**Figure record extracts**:
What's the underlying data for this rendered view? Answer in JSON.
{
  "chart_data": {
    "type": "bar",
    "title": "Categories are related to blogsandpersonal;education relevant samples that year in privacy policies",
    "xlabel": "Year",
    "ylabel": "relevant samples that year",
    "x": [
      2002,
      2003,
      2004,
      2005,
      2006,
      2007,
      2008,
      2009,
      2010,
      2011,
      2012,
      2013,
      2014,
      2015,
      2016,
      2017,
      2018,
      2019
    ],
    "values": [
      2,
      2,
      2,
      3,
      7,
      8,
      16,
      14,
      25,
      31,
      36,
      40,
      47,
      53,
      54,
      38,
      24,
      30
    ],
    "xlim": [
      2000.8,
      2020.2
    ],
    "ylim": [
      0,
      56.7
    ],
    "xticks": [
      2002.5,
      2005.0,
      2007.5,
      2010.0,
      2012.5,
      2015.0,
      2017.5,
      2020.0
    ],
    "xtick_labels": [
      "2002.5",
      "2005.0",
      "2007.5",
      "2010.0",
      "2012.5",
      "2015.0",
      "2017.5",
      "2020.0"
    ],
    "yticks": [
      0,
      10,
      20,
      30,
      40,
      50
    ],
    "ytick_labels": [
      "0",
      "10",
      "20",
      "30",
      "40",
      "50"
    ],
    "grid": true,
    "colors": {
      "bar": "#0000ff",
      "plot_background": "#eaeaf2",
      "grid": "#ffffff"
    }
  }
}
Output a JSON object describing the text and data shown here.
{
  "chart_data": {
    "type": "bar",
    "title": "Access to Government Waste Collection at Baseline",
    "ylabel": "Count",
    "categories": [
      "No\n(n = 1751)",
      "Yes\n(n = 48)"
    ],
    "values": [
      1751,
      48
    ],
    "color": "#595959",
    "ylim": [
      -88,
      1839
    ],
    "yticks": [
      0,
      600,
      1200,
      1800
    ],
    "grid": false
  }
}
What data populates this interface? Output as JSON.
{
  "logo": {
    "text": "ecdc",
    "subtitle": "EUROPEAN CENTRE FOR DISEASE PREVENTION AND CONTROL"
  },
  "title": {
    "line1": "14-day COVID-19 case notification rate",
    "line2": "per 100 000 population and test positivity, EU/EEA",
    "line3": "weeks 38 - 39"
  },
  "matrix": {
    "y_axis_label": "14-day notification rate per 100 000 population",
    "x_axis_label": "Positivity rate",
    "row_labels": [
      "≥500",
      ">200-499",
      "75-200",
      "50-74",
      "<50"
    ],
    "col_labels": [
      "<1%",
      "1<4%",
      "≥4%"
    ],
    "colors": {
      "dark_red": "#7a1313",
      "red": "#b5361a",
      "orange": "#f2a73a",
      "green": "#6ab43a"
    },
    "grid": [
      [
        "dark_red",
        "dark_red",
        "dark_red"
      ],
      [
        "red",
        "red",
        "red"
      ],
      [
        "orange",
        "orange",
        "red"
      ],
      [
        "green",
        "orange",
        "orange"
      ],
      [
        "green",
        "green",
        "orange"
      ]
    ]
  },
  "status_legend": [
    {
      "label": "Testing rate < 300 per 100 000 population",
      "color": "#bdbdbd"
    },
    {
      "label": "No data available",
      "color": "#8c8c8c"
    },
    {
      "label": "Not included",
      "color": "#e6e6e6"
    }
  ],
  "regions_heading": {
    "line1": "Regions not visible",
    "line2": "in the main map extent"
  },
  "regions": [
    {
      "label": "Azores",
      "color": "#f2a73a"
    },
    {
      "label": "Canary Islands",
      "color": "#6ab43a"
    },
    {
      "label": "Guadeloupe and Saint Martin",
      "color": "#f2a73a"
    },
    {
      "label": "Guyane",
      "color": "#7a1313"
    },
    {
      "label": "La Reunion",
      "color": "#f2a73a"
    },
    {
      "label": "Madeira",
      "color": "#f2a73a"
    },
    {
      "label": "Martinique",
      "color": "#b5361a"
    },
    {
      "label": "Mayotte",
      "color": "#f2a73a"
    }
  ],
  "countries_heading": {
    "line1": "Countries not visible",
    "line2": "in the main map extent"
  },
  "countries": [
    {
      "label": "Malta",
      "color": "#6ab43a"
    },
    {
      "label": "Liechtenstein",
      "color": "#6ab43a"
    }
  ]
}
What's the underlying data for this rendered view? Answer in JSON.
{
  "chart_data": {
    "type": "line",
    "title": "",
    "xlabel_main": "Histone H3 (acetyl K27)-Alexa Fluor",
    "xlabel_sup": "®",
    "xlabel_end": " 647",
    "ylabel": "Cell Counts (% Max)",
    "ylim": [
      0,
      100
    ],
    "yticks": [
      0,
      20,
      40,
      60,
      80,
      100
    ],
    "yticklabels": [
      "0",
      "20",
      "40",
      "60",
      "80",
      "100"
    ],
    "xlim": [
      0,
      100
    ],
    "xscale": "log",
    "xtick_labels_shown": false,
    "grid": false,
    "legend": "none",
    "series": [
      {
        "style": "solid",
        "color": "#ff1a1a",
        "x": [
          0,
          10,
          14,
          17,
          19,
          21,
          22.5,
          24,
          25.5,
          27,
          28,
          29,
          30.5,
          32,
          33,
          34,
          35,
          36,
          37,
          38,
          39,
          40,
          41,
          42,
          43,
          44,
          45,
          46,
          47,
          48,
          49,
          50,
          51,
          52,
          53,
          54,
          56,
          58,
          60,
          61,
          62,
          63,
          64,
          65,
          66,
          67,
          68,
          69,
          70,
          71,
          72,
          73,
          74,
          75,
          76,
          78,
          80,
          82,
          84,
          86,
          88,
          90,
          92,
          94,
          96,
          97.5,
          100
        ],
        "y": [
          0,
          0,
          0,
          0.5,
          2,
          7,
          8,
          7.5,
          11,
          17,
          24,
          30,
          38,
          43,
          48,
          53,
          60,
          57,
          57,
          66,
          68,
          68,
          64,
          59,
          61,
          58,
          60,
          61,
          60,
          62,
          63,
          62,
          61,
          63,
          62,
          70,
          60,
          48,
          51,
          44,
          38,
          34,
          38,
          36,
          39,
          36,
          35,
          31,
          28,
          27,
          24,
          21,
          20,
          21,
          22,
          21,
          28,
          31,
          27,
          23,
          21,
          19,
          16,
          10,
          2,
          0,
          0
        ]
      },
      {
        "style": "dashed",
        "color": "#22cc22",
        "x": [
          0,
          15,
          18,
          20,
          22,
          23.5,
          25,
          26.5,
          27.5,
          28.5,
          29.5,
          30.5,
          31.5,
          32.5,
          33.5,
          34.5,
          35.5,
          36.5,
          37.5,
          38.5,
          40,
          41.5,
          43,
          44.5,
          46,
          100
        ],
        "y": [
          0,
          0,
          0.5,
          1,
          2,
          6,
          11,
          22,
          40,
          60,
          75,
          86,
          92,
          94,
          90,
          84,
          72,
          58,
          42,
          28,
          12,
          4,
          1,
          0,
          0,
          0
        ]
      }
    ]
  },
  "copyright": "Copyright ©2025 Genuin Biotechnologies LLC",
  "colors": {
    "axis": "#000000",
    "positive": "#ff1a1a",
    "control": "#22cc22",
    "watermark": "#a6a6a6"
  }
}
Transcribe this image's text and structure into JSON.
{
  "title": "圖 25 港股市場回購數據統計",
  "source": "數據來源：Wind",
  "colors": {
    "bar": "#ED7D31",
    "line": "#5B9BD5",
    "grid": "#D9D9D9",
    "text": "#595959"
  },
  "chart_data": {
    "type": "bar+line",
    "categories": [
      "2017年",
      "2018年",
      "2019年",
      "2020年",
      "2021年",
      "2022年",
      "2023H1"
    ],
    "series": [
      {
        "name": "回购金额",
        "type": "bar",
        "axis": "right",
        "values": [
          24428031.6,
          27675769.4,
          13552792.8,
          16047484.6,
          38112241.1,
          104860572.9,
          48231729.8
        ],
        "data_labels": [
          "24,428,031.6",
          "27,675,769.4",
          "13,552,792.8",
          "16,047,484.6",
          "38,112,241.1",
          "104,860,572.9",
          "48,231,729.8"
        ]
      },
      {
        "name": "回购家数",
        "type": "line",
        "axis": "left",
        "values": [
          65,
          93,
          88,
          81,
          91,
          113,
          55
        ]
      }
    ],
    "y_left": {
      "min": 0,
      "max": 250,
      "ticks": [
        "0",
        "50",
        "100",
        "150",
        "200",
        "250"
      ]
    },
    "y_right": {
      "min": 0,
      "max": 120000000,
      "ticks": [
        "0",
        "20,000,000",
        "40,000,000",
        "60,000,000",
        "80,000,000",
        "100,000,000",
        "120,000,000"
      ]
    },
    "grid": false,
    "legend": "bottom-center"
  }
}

**Your instructions**: Show the lines from the data above that contain the string "rate".

**Completed task**:
    "line1": "14-day COVID-19 case notification rate",
    "y_axis_label": "14-day notification rate per 100 000 population",
    "x_axis_label": "Positivity rate",
      "label": "Testing rate < 300 per 100 000 population",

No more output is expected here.